◆ **Dataset excerpt**:
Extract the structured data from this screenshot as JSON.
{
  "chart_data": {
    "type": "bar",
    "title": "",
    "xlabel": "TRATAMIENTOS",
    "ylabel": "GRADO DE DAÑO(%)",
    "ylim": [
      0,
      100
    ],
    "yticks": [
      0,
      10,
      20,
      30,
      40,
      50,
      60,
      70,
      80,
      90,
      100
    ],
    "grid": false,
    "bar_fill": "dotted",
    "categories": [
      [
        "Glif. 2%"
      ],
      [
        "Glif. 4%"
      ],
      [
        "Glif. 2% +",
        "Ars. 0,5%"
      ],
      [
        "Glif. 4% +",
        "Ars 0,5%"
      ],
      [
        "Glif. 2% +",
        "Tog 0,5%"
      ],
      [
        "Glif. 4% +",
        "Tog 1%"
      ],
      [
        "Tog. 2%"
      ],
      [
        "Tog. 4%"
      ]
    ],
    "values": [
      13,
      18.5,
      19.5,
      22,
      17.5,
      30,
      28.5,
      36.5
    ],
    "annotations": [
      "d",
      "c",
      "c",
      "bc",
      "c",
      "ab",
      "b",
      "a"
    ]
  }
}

◆ **Work instructions**: Repeat the material above in full, keeping every word.

◆ **Result of the task**:
Extract the structured data from this screenshot as JSON.
{
  "chart_data": {
    "type": "bar",
    "title": "",
    "xlabel": "TRATAMIENTOS",
    "ylabel": "GRADO DE DAÑO(%)",
    "ylim": [
      0,
      100
    ],
    "yticks": [
      0,
      10,
      20,
      30,
      40,
      50,
      60,
      70,
      80,
      90,
      100
    ],
    "grid": false,
    "bar_fill": "dotted",
    "categories": [
      [
        "Glif. 2%"
      ],
      [
        "Glif. 4%"
      ],
      [
        "Glif. 2% +",
        "Ars. 0,5%"
      ],
      [
        "Glif. 4% +",
        "Ars 0,5%"
      ],
      [
        "Glif. 2% +",
        "Tog 0,5%"
      ],
      [
        "Glif. 4% +",
        "Tog 1%"
      ],
      [
        "Tog. 2%"
      ],
      [
        "Tog. 4%"
      ]
    ],
    "values": [
      13,
      18.5,
      19.5,
      22,
      17.5,
      30,
      28.5,
      36.5
    ],
    "annotations": [
      "d",
      "c",
      "c",
      "bc",
      "c",
      "ab",
      "b",
      "a"
    ]
  }
}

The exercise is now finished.